- **STATED TASK**
Write the data out again, exactly as given.

- **EXTRACTED ENTRIES**
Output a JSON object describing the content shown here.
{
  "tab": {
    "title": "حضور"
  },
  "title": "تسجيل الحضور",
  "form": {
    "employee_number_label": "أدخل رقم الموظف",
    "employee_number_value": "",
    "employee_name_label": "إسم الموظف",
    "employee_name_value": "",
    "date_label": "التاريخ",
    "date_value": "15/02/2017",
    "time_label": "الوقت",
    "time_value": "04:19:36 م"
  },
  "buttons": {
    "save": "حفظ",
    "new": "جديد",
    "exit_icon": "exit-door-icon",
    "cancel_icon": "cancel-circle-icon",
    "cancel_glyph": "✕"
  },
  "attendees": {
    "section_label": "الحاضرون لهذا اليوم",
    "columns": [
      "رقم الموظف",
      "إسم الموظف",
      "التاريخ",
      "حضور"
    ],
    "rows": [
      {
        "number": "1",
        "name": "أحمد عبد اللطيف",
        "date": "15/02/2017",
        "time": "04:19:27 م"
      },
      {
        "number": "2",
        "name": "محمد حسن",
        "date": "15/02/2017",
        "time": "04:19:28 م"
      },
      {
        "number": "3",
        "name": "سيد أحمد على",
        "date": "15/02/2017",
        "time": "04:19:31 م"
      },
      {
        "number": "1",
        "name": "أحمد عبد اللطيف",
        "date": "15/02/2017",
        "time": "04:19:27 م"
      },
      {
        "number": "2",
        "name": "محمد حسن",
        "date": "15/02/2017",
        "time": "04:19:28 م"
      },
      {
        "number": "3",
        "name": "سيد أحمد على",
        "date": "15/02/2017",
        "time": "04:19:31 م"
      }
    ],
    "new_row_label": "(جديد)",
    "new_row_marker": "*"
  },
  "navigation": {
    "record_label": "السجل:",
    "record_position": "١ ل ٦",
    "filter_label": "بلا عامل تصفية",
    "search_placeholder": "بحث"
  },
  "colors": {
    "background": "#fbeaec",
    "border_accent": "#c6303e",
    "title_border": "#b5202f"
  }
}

- **SOLVED EXERCISE**
Output a JSON object describing the content shown here.
{
  "tab": {
    "title": "حضور"
  },
  "title": "تسجيل الحضور",
  "form": {
    "employee_number_label": "أدخل رقم الموظف",
    "employee_number_value": "",
    "employee_name_label": "إسم الموظف",
    "employee_name_value": "",
    "date_label": "التاريخ",
    "date_value": "15/02/2017",
    "time_label": "الوقت",
    "time_value": "04:19:36 م"
  },
  "buttons": {
    "save": "حفظ",
    "new": "جديد",
    "exit_icon": "exit-door-icon",
    "cancel_icon": "cancel-circle-icon",
    "cancel_glyph": "✕"
  },
  "attendees": {
    "section_label": "الحاضرون لهذا اليوم",
    "columns": [
      "رقم الموظف",
      "إسم الموظف",
      "التاريخ",
      "حضور"
    ],
    "rows": [
      {
        "number": "1",
        "name": "أحمد عبد اللطيف",
        "date": "15/02/2017",
        "time": "04:19:27 م"
      },
      {
        "number": "2",
        "name": "محمد حسن",
        "date": "15/02/2017",
        "time": "04:19:28 م"
      },
      {
        "number": "3",
        "name": "سيد أحمد على",
        "date": "15/02/2017",
        "time": "04:19:31 م"
      },
      {
        "number": "1",
        "name": "أحمد عبد اللطيف",
        "date": "15/02/2017",
        "time": "04:19:27 م"
      },
      {
        "number": "2",
        "name": "محمد حسن",
        "date": "15/02/2017",
        "time": "04:19:28 م"
      },
      {
        "number": "3",
        "name": "سيد أحمد على",
        "date": "15/02/2017",
        "time": "04:19:31 م"
      }
    ],
    "new_row_label": "(جديد)",
    "new_row_marker": "*"
  },
  "navigation": {
    "record_label": "السجل:",
    "record_position": "١ ل ٦",
    "filter_label": "بلا عامل تصفية",
    "search_placeholder": "بحث"
  },
  "colors": {
    "background": "#fbeaec",
    "border_accent": "#c6303e",
    "title_border": "#b5202f"
  }
}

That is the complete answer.